*Directions*
Only one portion of the data is to be written out: from the line bearing "Extract the structured" through the line bearing "Parse this screenshot: output". Write it exactly as it appears.

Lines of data

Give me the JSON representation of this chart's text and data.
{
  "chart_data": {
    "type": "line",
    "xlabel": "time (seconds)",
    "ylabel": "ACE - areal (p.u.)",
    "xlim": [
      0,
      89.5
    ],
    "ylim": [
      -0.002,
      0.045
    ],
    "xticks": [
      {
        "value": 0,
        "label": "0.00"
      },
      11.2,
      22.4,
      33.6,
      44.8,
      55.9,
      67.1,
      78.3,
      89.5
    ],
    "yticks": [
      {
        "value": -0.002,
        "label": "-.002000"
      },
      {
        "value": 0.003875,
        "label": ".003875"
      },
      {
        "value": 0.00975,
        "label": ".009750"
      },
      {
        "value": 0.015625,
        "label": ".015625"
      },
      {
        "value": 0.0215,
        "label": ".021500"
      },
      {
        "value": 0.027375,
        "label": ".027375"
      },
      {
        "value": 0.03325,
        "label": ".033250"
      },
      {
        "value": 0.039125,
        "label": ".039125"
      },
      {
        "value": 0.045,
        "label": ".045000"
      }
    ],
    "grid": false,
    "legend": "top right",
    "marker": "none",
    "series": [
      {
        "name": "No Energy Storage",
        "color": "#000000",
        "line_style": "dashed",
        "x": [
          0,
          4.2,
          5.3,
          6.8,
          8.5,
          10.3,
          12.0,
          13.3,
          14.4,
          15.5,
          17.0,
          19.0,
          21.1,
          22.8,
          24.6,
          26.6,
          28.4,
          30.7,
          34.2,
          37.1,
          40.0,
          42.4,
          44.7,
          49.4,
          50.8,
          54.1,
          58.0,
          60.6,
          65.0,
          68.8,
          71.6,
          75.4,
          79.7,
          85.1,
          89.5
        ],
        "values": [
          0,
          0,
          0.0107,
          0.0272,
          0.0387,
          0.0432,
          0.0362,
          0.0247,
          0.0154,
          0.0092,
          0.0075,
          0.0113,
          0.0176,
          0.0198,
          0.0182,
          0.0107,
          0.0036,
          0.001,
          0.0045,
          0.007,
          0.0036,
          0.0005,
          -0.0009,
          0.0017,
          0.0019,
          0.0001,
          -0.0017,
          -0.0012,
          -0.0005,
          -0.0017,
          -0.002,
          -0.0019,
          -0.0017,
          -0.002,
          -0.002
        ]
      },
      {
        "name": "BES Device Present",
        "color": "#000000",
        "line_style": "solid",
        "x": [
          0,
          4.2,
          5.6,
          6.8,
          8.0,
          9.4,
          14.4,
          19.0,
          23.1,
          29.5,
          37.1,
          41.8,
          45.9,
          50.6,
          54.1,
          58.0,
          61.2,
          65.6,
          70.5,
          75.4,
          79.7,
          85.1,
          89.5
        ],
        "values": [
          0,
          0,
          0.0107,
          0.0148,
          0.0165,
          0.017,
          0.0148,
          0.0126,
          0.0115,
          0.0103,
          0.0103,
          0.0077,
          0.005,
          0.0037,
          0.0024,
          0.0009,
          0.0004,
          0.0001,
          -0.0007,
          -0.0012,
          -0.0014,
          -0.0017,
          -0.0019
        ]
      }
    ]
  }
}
==
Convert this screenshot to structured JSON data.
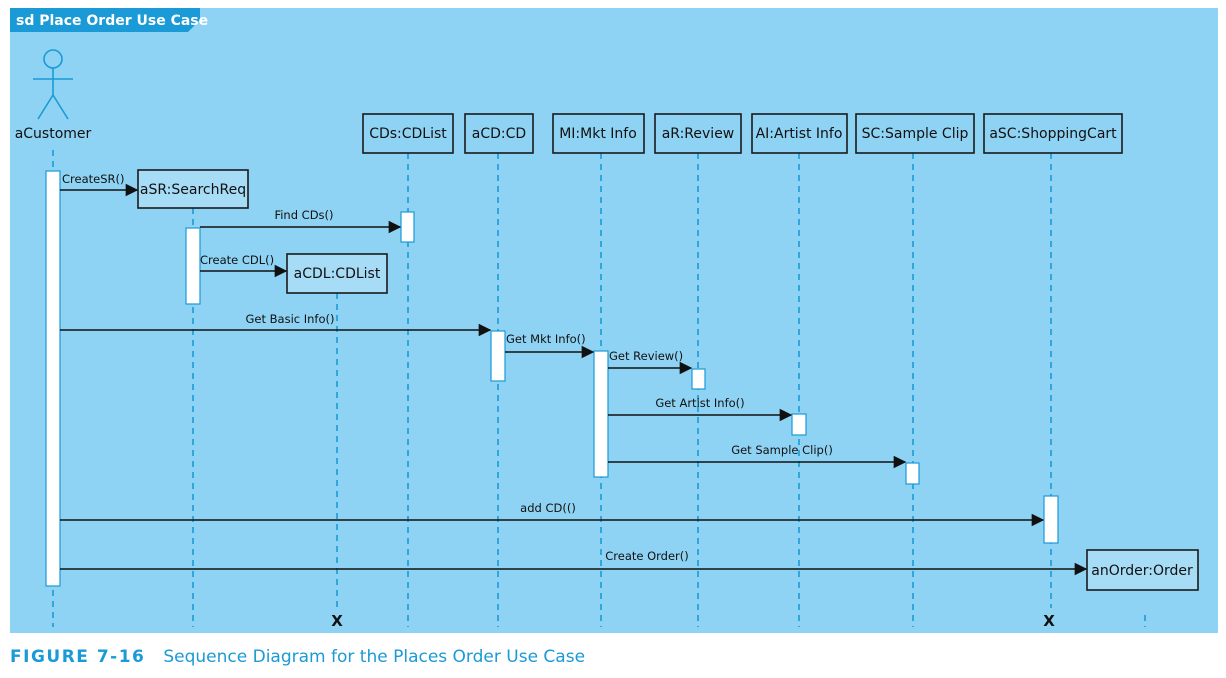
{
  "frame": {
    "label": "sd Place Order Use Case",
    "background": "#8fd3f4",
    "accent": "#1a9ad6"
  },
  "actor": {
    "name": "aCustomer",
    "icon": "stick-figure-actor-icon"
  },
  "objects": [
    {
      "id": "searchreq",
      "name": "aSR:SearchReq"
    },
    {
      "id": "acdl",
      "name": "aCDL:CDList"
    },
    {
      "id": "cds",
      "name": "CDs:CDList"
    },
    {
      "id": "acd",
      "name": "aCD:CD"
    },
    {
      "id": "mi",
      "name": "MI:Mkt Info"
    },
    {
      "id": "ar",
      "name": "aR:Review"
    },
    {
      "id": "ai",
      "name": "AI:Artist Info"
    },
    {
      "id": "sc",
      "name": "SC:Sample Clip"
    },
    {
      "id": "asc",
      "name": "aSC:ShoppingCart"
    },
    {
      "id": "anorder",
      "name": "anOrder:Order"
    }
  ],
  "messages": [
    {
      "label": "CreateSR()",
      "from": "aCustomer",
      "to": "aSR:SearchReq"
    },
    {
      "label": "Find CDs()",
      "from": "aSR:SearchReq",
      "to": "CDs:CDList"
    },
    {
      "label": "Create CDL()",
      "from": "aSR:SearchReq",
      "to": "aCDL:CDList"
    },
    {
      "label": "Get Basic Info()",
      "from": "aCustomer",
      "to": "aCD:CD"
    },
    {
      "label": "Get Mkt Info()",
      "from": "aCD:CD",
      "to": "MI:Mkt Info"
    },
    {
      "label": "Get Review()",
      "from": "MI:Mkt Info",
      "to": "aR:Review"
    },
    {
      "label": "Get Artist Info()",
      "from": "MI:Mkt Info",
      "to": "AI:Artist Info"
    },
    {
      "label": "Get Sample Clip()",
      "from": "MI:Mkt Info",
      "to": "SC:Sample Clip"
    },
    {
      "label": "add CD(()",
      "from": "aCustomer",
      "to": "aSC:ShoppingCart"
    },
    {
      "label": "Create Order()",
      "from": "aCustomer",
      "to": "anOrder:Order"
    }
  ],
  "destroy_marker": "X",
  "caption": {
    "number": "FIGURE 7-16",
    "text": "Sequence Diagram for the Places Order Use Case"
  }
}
...
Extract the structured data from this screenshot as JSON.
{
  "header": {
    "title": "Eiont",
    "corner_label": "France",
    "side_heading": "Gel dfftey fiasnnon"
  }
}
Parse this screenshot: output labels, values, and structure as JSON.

*Output of the exercise*
Extract the structured data from this screenshot as JSON.
{
  "header": {
    "title": "Eiont",
    "corner_label": "France",
    "side_heading": "Gel dfftey fiasnnon"
  }
}
Parse this screenshot: output labels, values, and structure as JSON.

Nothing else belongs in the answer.